**Problem requirements:** Check each line below for the word "работы", and copy those that have it.

**Records for the exercise:**
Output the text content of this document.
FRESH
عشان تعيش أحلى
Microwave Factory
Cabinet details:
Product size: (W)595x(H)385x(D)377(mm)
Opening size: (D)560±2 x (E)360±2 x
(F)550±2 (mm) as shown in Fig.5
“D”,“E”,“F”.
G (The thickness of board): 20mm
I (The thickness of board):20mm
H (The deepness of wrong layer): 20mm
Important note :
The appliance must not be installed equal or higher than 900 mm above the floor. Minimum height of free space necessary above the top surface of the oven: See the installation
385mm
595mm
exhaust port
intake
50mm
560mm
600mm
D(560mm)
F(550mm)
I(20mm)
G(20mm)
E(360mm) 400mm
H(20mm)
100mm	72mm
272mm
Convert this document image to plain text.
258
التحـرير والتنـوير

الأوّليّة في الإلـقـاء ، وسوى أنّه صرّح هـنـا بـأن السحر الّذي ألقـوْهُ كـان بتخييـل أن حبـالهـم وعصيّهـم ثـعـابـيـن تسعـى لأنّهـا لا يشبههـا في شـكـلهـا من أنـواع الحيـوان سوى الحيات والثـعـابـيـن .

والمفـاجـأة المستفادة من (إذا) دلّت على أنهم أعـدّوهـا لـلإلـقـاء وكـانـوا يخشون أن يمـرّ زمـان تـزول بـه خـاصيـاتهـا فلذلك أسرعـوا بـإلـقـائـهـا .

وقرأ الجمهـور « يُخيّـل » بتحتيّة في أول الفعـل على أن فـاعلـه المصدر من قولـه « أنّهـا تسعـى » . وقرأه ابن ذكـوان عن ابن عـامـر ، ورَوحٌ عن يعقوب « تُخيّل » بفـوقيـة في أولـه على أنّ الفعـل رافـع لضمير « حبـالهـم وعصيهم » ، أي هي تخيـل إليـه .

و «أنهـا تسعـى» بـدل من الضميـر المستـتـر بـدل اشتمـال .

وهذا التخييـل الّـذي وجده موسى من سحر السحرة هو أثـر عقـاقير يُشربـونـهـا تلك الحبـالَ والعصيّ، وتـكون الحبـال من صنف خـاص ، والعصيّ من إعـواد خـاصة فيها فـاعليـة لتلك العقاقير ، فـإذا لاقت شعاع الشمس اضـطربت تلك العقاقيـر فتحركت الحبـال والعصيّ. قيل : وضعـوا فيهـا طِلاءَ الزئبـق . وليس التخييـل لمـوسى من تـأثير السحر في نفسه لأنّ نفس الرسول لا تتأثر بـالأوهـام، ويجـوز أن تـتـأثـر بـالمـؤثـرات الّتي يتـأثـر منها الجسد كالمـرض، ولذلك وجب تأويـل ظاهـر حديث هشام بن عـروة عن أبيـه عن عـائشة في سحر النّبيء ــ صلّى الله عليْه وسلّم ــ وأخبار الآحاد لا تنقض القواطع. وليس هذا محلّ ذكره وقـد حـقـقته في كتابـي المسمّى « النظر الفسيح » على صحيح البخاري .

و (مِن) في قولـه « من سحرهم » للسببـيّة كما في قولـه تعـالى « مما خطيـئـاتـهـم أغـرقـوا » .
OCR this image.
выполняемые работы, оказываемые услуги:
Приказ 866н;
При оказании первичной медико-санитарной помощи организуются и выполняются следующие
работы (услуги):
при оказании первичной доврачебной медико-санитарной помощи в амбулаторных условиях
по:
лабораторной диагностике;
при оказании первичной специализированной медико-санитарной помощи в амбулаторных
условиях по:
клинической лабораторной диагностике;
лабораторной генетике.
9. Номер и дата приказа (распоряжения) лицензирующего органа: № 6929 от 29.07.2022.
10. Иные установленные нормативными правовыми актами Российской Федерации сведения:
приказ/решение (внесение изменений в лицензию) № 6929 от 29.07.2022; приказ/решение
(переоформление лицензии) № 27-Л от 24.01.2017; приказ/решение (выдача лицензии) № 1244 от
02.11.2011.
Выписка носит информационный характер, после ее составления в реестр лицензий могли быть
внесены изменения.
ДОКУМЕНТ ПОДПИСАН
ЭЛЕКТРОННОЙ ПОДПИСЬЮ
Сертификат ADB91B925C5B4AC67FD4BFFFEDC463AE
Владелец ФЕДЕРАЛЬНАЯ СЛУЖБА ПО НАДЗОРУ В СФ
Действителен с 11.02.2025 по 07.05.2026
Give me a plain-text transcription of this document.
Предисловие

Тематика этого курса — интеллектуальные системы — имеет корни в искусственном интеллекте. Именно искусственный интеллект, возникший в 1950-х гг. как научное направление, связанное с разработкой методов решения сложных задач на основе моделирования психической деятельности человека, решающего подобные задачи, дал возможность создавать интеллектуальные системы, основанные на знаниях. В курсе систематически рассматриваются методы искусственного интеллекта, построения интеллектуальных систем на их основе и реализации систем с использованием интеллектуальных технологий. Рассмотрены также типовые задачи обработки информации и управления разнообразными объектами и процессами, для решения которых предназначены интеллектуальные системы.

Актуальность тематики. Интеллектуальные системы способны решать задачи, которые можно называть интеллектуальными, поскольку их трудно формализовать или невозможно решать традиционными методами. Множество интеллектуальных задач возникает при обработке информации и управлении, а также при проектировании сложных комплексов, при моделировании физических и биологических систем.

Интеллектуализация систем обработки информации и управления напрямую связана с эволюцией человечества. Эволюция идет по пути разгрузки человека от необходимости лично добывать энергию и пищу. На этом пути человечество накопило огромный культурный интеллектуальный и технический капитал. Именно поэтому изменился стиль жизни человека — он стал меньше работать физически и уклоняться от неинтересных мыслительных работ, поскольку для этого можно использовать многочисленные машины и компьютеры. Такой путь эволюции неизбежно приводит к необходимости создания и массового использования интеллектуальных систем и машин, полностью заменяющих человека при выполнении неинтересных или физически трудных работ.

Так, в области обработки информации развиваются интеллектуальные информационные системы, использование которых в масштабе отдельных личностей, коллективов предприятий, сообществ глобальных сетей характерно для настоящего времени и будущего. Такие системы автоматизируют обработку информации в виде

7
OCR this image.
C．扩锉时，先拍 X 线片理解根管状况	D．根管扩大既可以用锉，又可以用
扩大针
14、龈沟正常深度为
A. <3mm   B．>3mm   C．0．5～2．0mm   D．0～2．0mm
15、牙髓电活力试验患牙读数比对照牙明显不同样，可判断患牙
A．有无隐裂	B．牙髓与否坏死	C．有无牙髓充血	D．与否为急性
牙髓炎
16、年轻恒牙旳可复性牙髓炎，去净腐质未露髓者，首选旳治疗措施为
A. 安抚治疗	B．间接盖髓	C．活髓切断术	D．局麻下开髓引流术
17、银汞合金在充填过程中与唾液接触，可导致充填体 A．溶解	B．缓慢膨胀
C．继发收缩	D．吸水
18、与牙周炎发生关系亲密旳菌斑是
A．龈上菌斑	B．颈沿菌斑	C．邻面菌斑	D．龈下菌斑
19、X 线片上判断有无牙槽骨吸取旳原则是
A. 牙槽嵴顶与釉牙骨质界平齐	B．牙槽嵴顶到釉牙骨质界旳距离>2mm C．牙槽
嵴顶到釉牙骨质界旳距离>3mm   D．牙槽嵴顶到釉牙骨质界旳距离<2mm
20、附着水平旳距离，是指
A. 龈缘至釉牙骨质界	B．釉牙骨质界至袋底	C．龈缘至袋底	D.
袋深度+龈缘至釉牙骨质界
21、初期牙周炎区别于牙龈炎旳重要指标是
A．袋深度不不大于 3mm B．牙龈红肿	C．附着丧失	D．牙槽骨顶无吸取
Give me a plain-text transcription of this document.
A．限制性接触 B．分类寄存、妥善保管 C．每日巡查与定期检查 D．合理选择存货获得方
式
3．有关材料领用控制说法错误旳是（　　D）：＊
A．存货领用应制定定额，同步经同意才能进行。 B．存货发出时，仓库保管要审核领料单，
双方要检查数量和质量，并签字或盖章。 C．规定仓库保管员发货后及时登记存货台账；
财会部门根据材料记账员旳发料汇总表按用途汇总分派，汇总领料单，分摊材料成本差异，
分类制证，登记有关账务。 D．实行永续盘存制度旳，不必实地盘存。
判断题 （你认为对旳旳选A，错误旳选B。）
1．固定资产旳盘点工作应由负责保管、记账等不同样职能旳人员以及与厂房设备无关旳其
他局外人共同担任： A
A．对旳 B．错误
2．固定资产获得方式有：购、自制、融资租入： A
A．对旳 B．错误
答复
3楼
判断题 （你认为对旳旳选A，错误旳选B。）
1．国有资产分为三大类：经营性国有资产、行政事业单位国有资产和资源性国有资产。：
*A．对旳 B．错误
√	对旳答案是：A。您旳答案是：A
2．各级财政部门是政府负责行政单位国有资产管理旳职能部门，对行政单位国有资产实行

**Output:**
выполняемые работы, оказываемые услуги:
работы (услуги):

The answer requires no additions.